:: Your goal ::
Provide an exact copy of the data, excluding the images.

:: Listed records ::
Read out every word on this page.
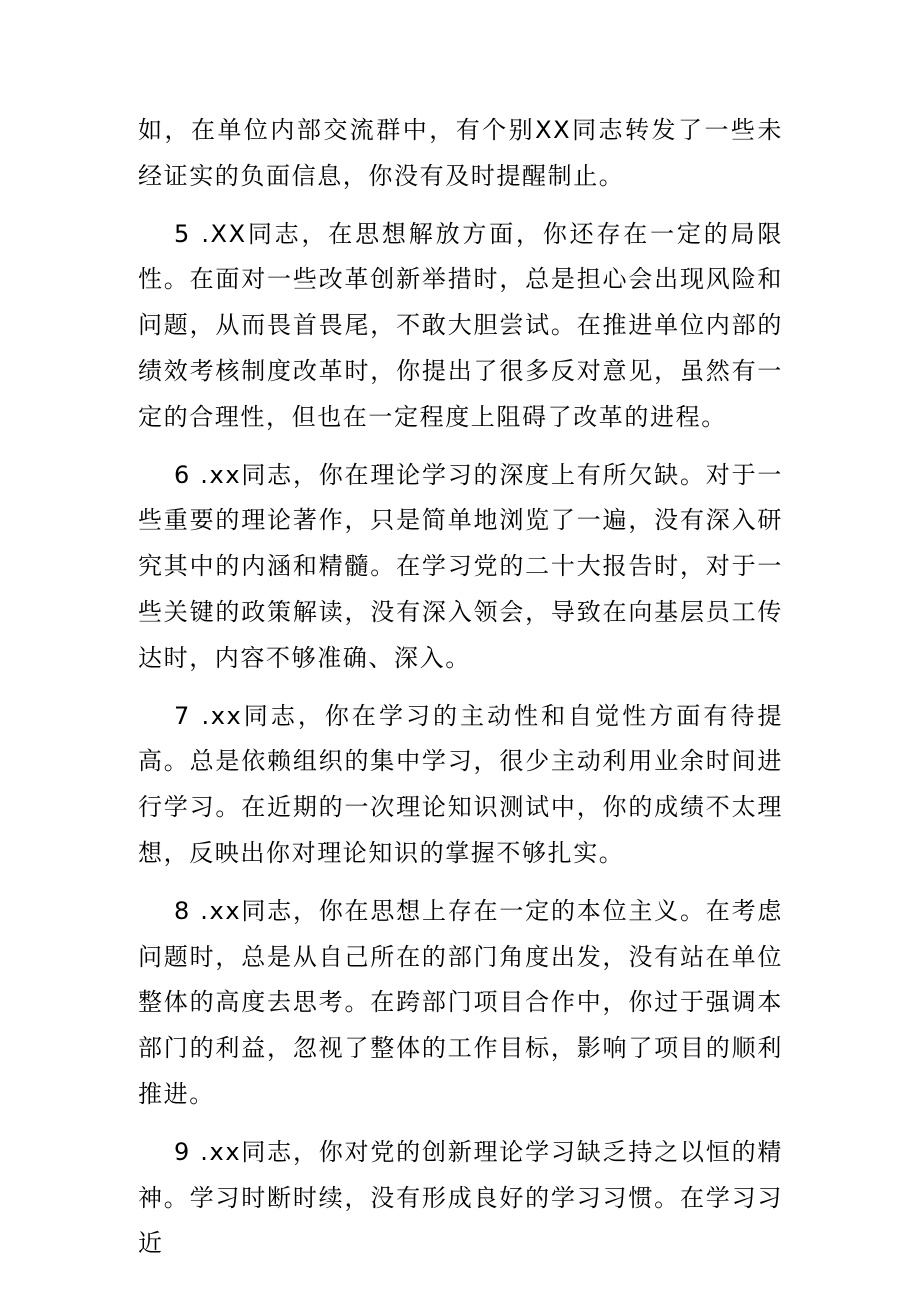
如，在单位内部交流群中，有个别XX同志转发了一些未经证实的负面信息，你没有及时提醒制止。

5 .XX同志，在思想解放方面，你还存在一定的局限性。在面对一些改革创新举措时，总是担心会出现风险和问题，从而畏首畏尾，不敢大胆尝试。在推进单位内部的绩效考核制度改革时，你提出了很多反对意见，虽然有一定的合理性，但也在一定程度上阻碍了改革的进程。

6 .xx同志，你在理论学习的深度上有所欠缺。对于一些重要的理论著作，只是简单地浏览了一遍，没有深入研究其中的内涵和精髓。在学习党的二十大报告时，对于一些关键的政策解读，没有深入领会，导致在向基层员工传达时，内容不够准确、深入。

7 .xx同志，你在学习的主动性和自觉性方面有待提高。总是依赖组织的集中学习，很少主动利用业余时间进行学习。在近期的一次理论知识测试中，你的成绩不太理想，反映出你对理论知识的掌握不够扎实。

8 .xx同志，你在思想上存在一定的本位主义。在考虑问题时，总是从自己所在的部门角度出发，没有站在单位整体的高度去思考。在跨部门项目合作中，你过于强调本部门的利益，忽视了整体的工作目标，影响了项目的顺利推进。

9 .xx同志，你对党的创新理论学习缺乏持之以恒的精神。学习时断时续，没有形成良好的学习习惯。在学习习近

:: Solution to the exercise ::
Read out every word on this page.
如，在单位内部交流群中，有个别XX同志转发了一些未经证实的负面信息，你没有及时提醒制止。

5 .XX同志，在思想解放方面，你还存在一定的局限性。在面对一些改革创新举措时，总是担心会出现风险和问题，从而畏首畏尾，不敢大胆尝试。在推进单位内部的绩效考核制度改革时，你提出了很多反对意见，虽然有一定的合理性，但也在一定程度上阻碍了改革的进程。

6 .xx同志，你在理论学习的深度上有所欠缺。对于一些重要的理论著作，只是简单地浏览了一遍，没有深入研究其中的内涵和精髓。在学习党的二十大报告时，对于一些关键的政策解读，没有深入领会，导致在向基层员工传达时，内容不够准确、深入。

7 .xx同志，你在学习的主动性和自觉性方面有待提高。总是依赖组织的集中学习，很少主动利用业余时间进行学习。在近期的一次理论知识测试中，你的成绩不太理想，反映出你对理论知识的掌握不够扎实。

8 .xx同志，你在思想上存在一定的本位主义。在考虑问题时，总是从自己所在的部门角度出发，没有站在单位整体的高度去思考。在跨部门项目合作中，你过于强调本部门的利益，忽视了整体的工作目标，影响了项目的顺利推进。

9 .xx同志，你对党的创新理论学习缺乏持之以恒的精神。学习时断时续，没有形成良好的学习习惯。在学习习近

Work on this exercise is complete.